* [Task data]:
'''

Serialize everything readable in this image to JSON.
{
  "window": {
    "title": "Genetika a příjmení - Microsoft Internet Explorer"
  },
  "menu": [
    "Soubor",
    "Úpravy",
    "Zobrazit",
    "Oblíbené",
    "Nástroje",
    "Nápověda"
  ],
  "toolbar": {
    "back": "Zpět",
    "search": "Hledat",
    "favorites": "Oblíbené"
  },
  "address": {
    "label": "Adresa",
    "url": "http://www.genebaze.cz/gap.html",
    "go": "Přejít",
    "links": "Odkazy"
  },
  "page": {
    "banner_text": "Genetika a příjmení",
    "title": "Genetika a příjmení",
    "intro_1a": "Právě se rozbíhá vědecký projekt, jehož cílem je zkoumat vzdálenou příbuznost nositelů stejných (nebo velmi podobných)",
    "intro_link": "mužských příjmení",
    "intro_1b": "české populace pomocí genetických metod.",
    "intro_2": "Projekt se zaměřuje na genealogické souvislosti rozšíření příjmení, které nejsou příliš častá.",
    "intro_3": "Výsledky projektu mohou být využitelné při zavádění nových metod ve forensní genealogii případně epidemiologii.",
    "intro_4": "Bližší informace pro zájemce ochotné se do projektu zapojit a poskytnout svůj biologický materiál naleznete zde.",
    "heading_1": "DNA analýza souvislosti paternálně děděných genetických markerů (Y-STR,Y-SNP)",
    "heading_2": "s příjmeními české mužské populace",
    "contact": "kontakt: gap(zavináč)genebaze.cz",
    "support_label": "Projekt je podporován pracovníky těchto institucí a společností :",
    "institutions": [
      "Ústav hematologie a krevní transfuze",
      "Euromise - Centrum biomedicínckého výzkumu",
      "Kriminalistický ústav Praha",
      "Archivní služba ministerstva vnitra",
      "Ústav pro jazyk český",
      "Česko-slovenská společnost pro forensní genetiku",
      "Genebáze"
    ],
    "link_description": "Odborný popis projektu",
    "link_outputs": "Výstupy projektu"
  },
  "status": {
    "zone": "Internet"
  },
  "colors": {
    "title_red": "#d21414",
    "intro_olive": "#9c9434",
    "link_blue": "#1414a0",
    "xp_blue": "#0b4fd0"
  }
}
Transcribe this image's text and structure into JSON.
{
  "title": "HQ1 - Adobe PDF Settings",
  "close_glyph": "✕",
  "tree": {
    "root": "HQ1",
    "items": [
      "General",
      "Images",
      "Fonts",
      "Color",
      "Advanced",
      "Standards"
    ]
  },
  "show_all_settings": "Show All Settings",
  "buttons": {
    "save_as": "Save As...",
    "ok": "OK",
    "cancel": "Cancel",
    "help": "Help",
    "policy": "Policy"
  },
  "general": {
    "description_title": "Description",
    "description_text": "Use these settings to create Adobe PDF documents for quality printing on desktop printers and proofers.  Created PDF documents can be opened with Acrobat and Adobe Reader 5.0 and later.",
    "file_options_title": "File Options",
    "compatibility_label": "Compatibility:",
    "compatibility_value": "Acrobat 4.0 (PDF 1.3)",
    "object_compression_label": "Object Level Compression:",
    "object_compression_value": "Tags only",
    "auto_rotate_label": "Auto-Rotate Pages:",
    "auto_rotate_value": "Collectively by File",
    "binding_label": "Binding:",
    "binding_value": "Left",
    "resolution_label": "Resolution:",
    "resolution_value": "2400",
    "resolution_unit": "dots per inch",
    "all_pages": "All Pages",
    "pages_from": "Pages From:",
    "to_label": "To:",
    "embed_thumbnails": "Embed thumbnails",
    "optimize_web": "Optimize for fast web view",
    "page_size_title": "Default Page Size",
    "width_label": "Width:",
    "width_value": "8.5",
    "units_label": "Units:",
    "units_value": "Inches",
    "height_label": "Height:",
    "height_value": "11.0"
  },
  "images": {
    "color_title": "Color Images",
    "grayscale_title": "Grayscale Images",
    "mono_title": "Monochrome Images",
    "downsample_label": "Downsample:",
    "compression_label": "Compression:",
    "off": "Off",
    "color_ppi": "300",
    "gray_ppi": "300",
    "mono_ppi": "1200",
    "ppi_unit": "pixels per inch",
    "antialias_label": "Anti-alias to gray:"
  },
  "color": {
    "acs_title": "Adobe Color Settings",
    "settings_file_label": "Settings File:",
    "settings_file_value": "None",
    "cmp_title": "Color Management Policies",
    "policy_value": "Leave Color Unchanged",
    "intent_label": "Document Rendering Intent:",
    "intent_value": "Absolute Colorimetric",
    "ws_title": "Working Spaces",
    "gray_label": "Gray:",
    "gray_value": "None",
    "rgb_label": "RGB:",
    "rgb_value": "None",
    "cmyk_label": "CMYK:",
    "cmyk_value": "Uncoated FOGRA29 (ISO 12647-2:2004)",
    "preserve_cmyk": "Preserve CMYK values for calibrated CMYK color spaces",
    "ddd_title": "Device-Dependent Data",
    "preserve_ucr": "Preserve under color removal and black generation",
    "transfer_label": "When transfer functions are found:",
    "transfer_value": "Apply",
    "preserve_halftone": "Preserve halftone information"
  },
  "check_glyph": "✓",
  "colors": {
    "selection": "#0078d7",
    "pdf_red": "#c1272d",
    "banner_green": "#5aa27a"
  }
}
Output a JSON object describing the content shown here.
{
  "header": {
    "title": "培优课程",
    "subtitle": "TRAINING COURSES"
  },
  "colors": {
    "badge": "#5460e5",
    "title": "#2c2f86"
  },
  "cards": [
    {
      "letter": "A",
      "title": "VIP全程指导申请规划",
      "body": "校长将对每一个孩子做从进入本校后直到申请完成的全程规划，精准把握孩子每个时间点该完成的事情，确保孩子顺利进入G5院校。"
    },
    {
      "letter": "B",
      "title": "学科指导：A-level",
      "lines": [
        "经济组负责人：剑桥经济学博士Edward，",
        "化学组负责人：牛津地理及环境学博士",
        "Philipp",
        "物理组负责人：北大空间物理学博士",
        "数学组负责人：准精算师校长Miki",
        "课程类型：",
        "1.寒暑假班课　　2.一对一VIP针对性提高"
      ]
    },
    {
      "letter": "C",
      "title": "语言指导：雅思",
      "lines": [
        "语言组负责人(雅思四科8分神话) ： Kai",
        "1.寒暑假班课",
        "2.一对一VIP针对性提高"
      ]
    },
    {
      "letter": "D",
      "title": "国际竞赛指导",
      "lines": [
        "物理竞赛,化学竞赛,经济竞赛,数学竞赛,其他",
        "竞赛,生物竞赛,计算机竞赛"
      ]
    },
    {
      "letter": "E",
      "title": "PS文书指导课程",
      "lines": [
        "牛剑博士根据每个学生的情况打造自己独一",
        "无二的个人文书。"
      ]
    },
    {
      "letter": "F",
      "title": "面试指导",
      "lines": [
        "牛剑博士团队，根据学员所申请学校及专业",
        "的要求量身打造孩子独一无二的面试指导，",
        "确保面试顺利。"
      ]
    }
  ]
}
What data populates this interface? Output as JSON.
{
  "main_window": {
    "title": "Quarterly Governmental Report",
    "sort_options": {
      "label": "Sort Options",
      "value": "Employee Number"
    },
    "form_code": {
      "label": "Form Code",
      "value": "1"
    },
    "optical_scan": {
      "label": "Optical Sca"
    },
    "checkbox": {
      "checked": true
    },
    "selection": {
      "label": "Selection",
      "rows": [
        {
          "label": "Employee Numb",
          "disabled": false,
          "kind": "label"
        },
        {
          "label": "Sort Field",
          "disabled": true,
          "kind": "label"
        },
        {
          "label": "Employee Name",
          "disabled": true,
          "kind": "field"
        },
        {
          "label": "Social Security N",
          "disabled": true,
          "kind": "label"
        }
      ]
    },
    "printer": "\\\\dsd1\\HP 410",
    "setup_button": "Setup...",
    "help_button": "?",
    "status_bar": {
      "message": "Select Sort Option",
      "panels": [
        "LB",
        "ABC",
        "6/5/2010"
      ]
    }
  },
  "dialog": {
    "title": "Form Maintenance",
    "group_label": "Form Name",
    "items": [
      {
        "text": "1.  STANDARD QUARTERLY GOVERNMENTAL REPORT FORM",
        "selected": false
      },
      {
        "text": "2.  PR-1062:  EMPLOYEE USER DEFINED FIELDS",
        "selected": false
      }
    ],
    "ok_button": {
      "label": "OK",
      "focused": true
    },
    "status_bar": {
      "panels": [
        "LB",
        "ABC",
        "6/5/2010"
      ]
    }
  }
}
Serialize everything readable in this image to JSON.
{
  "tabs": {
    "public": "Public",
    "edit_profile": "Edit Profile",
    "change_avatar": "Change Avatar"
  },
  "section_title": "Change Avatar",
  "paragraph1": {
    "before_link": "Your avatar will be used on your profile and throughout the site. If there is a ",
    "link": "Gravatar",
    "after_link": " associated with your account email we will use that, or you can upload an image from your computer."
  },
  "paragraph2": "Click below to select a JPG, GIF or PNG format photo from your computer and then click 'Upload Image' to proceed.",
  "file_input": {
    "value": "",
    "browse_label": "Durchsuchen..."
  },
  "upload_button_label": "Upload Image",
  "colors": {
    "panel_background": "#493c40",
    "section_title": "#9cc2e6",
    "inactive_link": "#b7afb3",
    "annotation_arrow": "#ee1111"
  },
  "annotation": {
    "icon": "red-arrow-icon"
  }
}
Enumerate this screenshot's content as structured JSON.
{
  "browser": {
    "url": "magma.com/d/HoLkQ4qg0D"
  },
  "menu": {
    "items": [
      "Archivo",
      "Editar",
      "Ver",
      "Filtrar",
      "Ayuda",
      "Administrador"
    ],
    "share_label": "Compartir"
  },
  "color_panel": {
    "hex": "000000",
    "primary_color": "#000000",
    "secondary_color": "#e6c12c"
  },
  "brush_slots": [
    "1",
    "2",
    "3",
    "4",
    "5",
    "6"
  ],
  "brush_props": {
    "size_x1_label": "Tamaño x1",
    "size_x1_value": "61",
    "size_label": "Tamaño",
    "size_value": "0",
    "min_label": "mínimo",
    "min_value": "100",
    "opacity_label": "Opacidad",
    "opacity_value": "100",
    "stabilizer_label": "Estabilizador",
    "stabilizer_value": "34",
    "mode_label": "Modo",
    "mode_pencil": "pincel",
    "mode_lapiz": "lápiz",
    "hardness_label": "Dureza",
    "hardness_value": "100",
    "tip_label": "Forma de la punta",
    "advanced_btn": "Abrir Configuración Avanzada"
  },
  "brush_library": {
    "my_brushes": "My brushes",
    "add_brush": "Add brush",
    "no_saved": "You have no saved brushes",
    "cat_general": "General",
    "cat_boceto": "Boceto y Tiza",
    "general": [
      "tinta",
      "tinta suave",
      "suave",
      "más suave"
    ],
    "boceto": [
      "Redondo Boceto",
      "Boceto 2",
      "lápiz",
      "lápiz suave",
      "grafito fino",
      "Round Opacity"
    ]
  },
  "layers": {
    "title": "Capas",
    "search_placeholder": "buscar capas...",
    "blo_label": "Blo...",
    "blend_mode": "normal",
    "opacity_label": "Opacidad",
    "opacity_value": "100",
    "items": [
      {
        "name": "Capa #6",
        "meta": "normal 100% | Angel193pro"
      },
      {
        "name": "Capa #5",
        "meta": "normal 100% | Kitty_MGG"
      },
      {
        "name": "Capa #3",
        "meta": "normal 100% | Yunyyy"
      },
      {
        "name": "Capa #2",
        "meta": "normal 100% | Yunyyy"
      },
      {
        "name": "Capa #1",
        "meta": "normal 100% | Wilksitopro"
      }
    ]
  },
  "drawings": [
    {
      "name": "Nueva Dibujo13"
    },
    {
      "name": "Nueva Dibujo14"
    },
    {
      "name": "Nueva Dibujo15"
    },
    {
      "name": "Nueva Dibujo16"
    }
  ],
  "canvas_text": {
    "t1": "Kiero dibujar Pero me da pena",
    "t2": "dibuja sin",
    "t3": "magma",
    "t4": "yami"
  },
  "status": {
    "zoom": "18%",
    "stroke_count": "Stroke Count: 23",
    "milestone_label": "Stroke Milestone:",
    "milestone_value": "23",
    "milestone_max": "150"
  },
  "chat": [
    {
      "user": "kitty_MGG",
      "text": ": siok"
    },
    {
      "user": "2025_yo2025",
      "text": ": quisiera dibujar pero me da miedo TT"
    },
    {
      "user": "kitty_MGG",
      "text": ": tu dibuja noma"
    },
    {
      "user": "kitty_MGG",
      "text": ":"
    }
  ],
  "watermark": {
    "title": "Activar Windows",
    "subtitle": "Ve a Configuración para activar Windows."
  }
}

'''

* [Set problem]:
Extract every line above that contains the word "subtitle".

* [Correct answer]:
    "subtitle": "TRAINING COURSES"
    "subtitle": "Ve a Configuración para activar Windows."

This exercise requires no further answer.